*EXERCISE PROMPT*
Pull each line containing "الأشخاص" out of the data and copy it.

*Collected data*
========================================
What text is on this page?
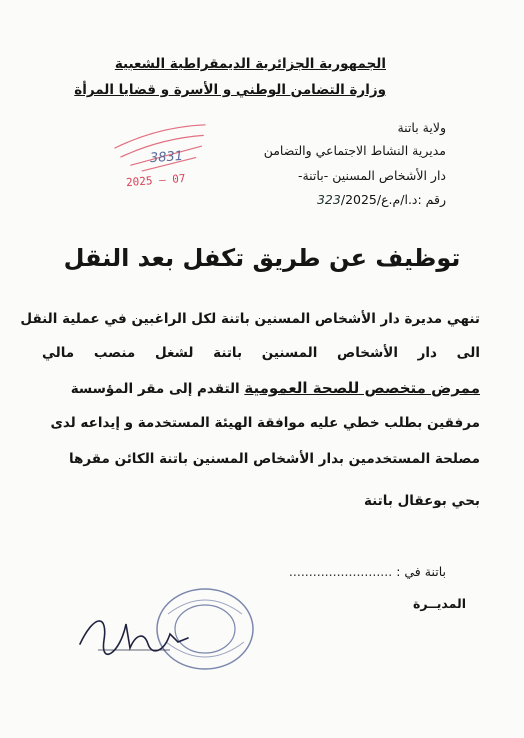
الجمهورية الجزائرية الديمقراطية الشعبية
وزارة التضامن الوطني و الأسرة و قضايا المرأة
ولاية باتنة
مديرية النشاط الاجتماعي والتضامن
دار الأشخاص المسنين -باتنة-
رقم :323/د.ا/م.ع/2025
3831
2025 — 07
توظيف عن طريق تكفل بعد النقل
تنهي مديرة دار الأشخاص المسنين باتنة لكل الراغبين في عملية النقل
الى دار الأشخاص المسنين باتنة لشغل منصب مالي
ممرض متخصص للصحة العمومية التقدم إلى مقر المؤسسة
مرفقين بطلب خطي عليه موافقة الهيئة المستخدمة و إيداعه لدى
مصلحة المستخدمين بدار الأشخاص المسنين باتنة الكائن مقرها
بحي بوعقال باتنة
باتنة في : ..........................
المديــرة
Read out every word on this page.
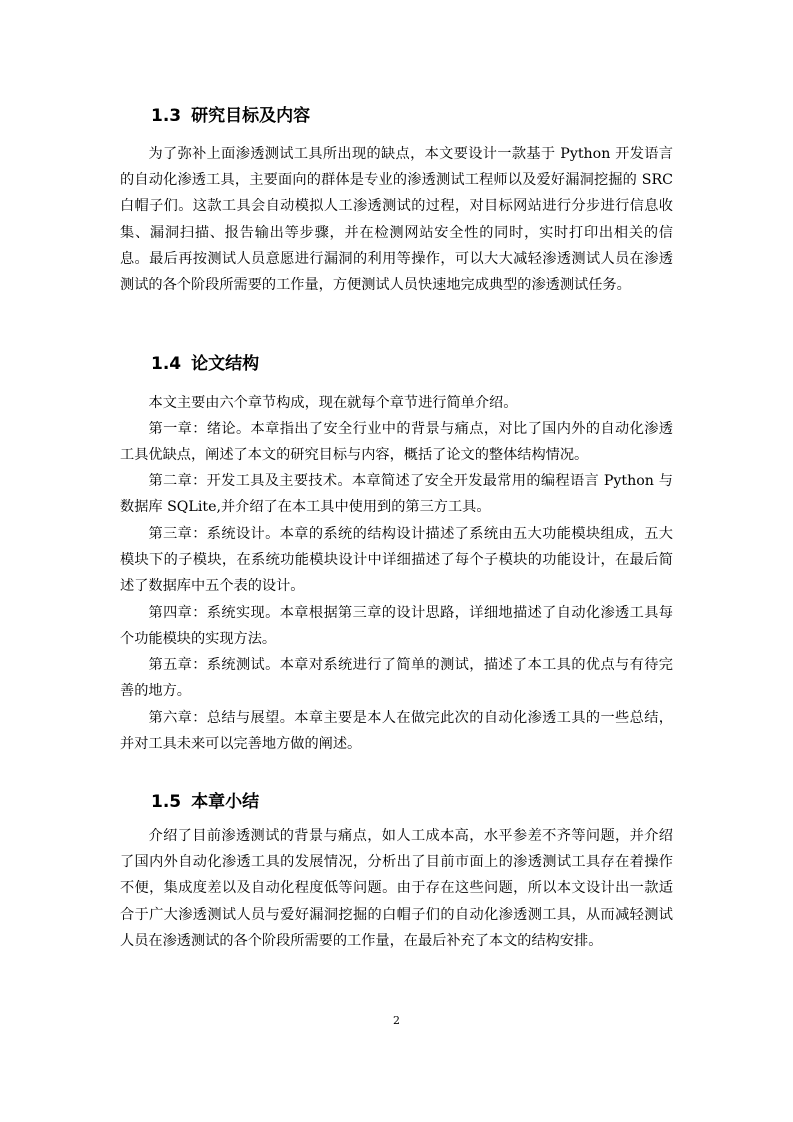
1.3 研究目标及内容

为了弥补上面渗透测试工具所出现的缺点，本文要设计一款基于 Python 开发语言的自动化渗透工具，主要面向的群体是专业的渗透测试工程师以及爱好漏洞挖掘的 SRC 白帽子们。这款工具会自动模拟人工渗透测试的过程，对目标网站进行分步进行信息收集、漏洞扫描、报告输出等步骤，并在检测网站安全性的同时，实时打印出相关的信息。最后再按测试人员意愿进行漏洞的利用等操作，可以大大减轻渗透测试人员在渗透测试的各个阶段所需要的工作量，方便测试人员快速地完成典型的渗透测试任务。

1.4 论文结构

本文主要由六个章节构成，现在就每个章节进行简单介绍。

第一章：绪论。本章指出了安全行业中的背景与痛点，对比了国内外的自动化渗透工具优缺点，阐述了本文的研究目标与内容，概括了论文的整体结构情况。

第二章：开发工具及主要技术。本章简述了安全开发最常用的编程语言 Python 与数据库 SQLite,并介绍了在本工具中使用到的第三方工具。

第三章：系统设计。本章的系统的结构设计描述了系统由五大功能模块组成，五大模块下的子模块，在系统功能模块设计中详细描述了每个子模块的功能设计，在最后简述了数据库中五个表的设计。

第四章：系统实现。本章根据第三章的设计思路，详细地描述了自动化渗透工具每个功能模块的实现方法。

第五章：系统测试。本章对系统进行了简单的测试，描述了本工具的优点与有待完善的地方。

第六章：总结与展望。本章主要是本人在做完此次的自动化渗透工具的一些总结，并对工具未来可以完善地方做的阐述。

1.5 本章小结

介绍了目前渗透测试的背景与痛点，如人工成本高，水平参差不齐等问题，并介绍了国内外自动化渗透工具的发展情况，分析出了目前市面上的渗透测试工具存在着操作不便，集成度差以及自动化程度低等问题。由于存在这些问题，所以本文设计出一款适合于广大渗透测试人员与爱好漏洞挖掘的白帽子们的自动化渗透测工具，从而减轻测试人员在渗透测试的各个阶段所需要的工作量，在最后补充了本文的结构安排。

2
========================================
*EXPECTED ANSWER*
دار الأشخاص المسنين -باتنة-
تنهي مديرة دار الأشخاص المسنين باتنة لكل الراغبين في عملية النقل
الى دار الأشخاص المسنين باتنة لشغل منصب مالي
مصلحة المستخدمين بدار الأشخاص المسنين باتنة الكائن مقرها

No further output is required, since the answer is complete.